Stored items
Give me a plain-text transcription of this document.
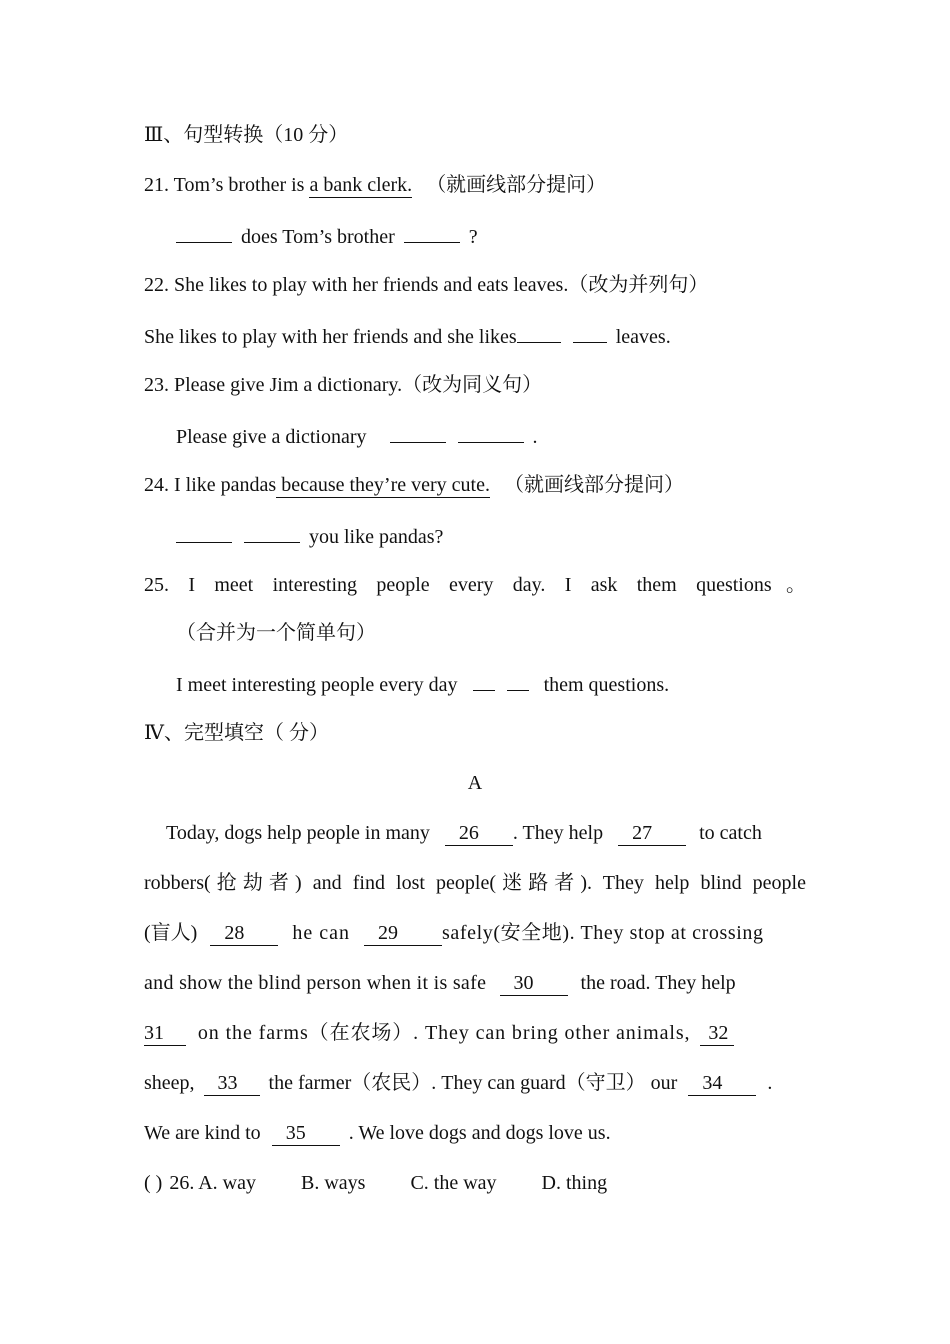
Ⅲ、句型转换（10 分）
21. Tom’s brother is a bank clerk. （就画线部分提问）
does Tom’s brother	?
22. She likes to play with her friends and eats leaves.（改为并列句）
She likes to play with her friends and she likes	leaves.
23. Please give Jim a dictionary.（改为同义句）
Please give a dictionary	.
24. I like pandas because they’re very cute. （就画线部分提问）
you like pandas?
25. I meet interesting people every day. I ask them questions。
（合并为一个简单句）
I meet interesting people every day	them questions.
Ⅳ、完型填空（ 分）
A
Today, dogs help people in many 26 . They help 27 to catch
robbers(抢劫者) and find lost people(迷路者). They help blind people
(盲人) 28 he can 29 safely(安全地). They stop at crossing
and show the blind person when it is safe 30 the road. They help
31 on the farms（在农场）. They can bring other animals, 32
sheep, 33 the farmer（农民）. They can guard（守卫） our 34 .
We are kind to 35 . We love dogs and dogs love us.
( ) 26. A. way B. ways C. the way D. thing
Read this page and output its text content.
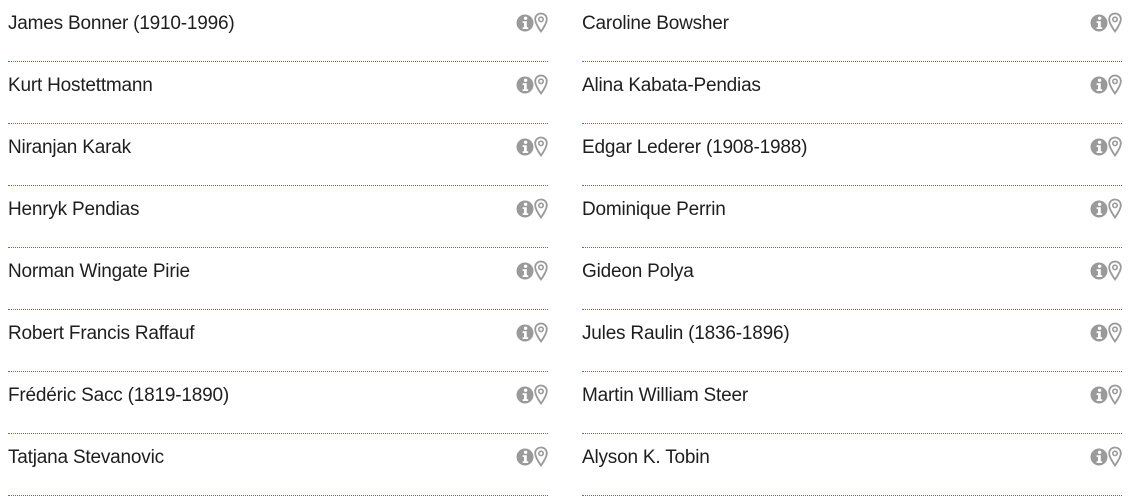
James Bonner (1910-1996)
Kurt Hostettmann
Niranjan Karak
Henryk Pendias
Norman Wingate Pirie
Robert Francis Raffauf
Frédéric Sacc (1819-1890)
Tatjana Stevanovic
Caroline Bowsher
Alina Kabata-Pendias
Edgar Lederer (1908-1988)
Dominique Perrin
Gideon Polya
Jules Raulin (1836-1896)
Martin William Steer
Alyson K. Tobin
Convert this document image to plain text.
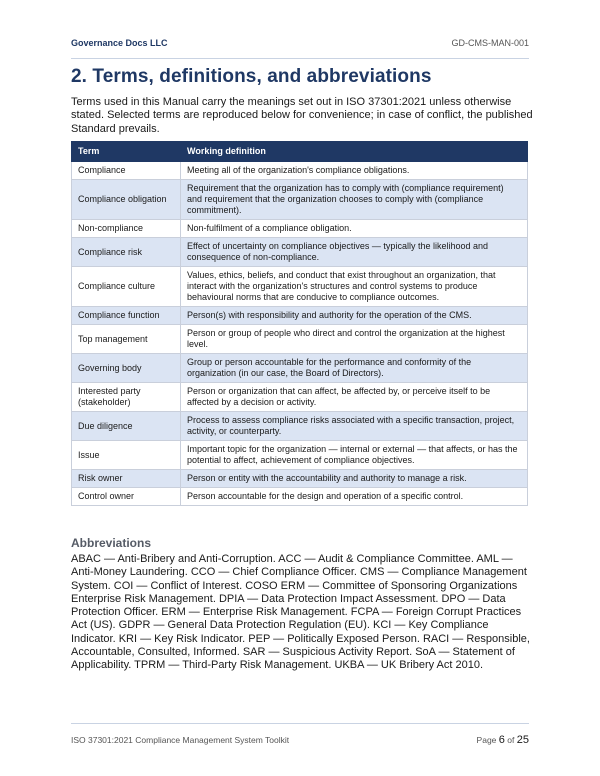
Governance Docs LLC	GD-CMS-MAN-001
2. Terms, definitions, and abbreviations

Terms used in this Manual carry the meanings set out in ISO 37301:2021 unless otherwise stated. Selected terms are reproduced below for convenience; in case of conflict, the published Standard prevails.

Term	Working definition
Compliance	Meeting all of the organization's compliance obligations.
Compliance obligation	Requirement that the organization has to comply with (compliance requirement) and requirement that the organization chooses to comply with (compliance commitment).
Non-compliance	Non-fulfilment of a compliance obligation.
Compliance risk	Effect of uncertainty on compliance objectives — typically the likelihood and consequence of non-compliance.
Compliance culture	Values, ethics, beliefs, and conduct that exist throughout an organization, that interact with the organization's structures and control systems to produce behavioural norms that are conducive to compliance outcomes.
Compliance function	Person(s) with responsibility and authority for the operation of the CMS.
Top management	Person or group of people who direct and control the organization at the highest level.
Governing body	Group or person accountable for the performance and conformity of the organization (in our case, the Board of Directors).
Interested party (stakeholder)	Person or organization that can affect, be affected by, or perceive itself to be affected by a decision or activity.
Due diligence	Process to assess compliance risks associated with a specific transaction, project, activity, or counterparty.
Issue	Important topic for the organization — internal or external — that affects, or has the potential to affect, achievement of compliance objectives.
Risk owner	Person or entity with the accountability and authority to manage a risk.
Control owner	Person accountable for the design and operation of a specific control.
Abbreviations

ABAC — Anti-Bribery and Anti-Corruption. ACC — Audit & Compliance Committee. AML — Anti-Money Laundering. CCO — Chief Compliance Officer. CMS — Compliance Management System. COI — Conflict of Interest. COSO ERM — Committee of Sponsoring Organizations Enterprise Risk Management. DPIA — Data Protection Impact Assessment. DPO — Data Protection Officer. ERM — Enterprise Risk Management. FCPA — Foreign Corrupt Practices Act (US). GDPR — General Data Protection Regulation (EU). KCI — Key Compliance Indicator. KRI — Key Risk Indicator. PEP — Politically Exposed Person. RACI — Responsible, Accountable, Consulted, Informed. SAR — Suspicious Activity Report. SoA — Statement of Applicability. TPRM — Third-Party Risk Management. UKBA — UK Bribery Act 2010.

ISO 37301:2021 Compliance Management System Toolkit	Page 6 of 25
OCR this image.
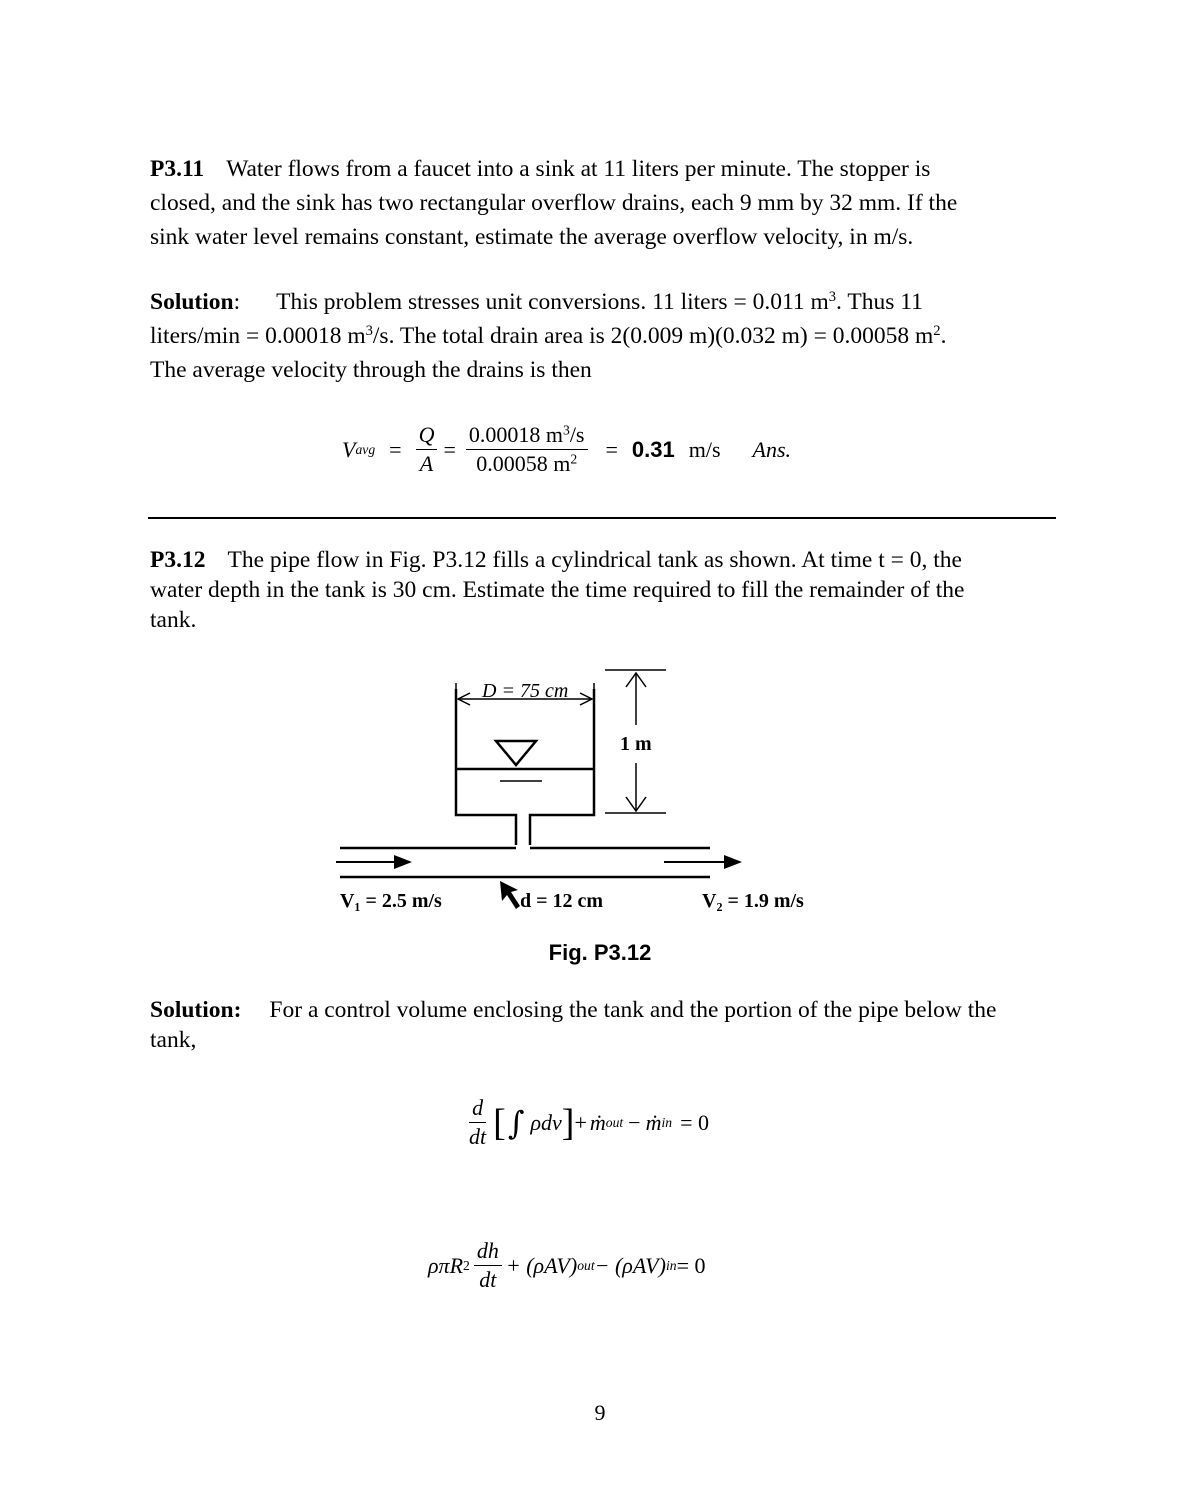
P3.11 Water flows from a faucet into a sink at 11 liters per minute. The stopper is
closed, and the sink has two rectangular overflow drains, each 9 mm by 32 mm. If the
sink water level remains constant, estimate the average overflow velocity, in m/s.
Solution: This problem stresses unit conversions. 11 liters = 0.011 $m^3$. Thus 11
liters/min = 0.00018 $m^3/s$. The total drain area is 2(0.009 m)(0.032 m) = 0.00058 $m^2$.
The average velocity through the drains is then
V avg = $\frac{Q}{A} = \frac{0.00018 m^3/s}{0.00058 m^2} = 0.31$ m/s Ans.
P3.12 The pipe flow in Fig. P3.12 fills a cylindrical tank as shown. At time t = 0, the
water depth in the tank is 30 cm. Estimate the time required to fill the remainder of the
tank.
D = 75 cm
1 m
V₁ = 2.5 m/s	d = 12 cm	V₂ = 1.9 m/s
Fig. P3.12
Solution: For a control volume enclosing the tank and the portion of the pipe below the
tank,
$\frac{d}{dt}$ [ ∫ ρdv ] + ṁ out − ṁ in = 0
ρπR $2 \frac{dh}{dt} + (\rho AV)$ out − (ρAV) in = 0
9
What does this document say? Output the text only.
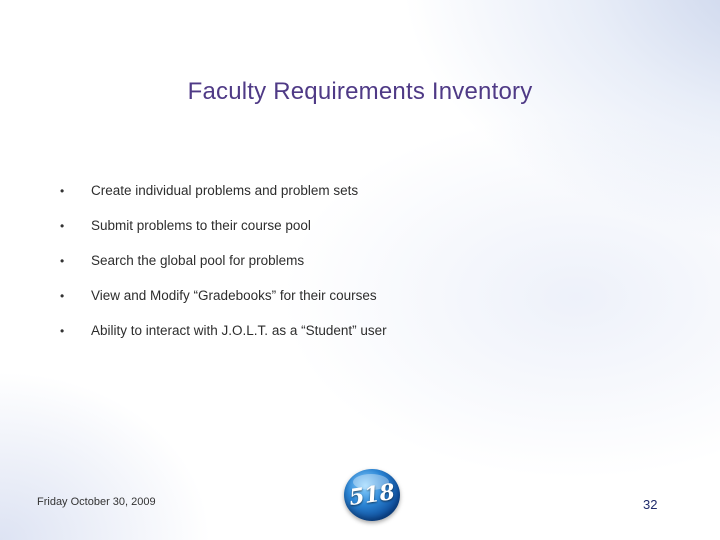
Faculty Requirements Inventory
•	Create individual problems and problem sets
•	Submit problems to their course pool
•	Search the global pool for problems
•	View and Modify “Gradebooks” for their courses
•	Ability to interact with J.O.L.T. as a “Student” user
Friday October 30, 2009	518	32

* **PROBLEM**:
Work out the count of lines containing the word "with", then write only that count.

* **SOLUTION TO THE EXERCISE**:
8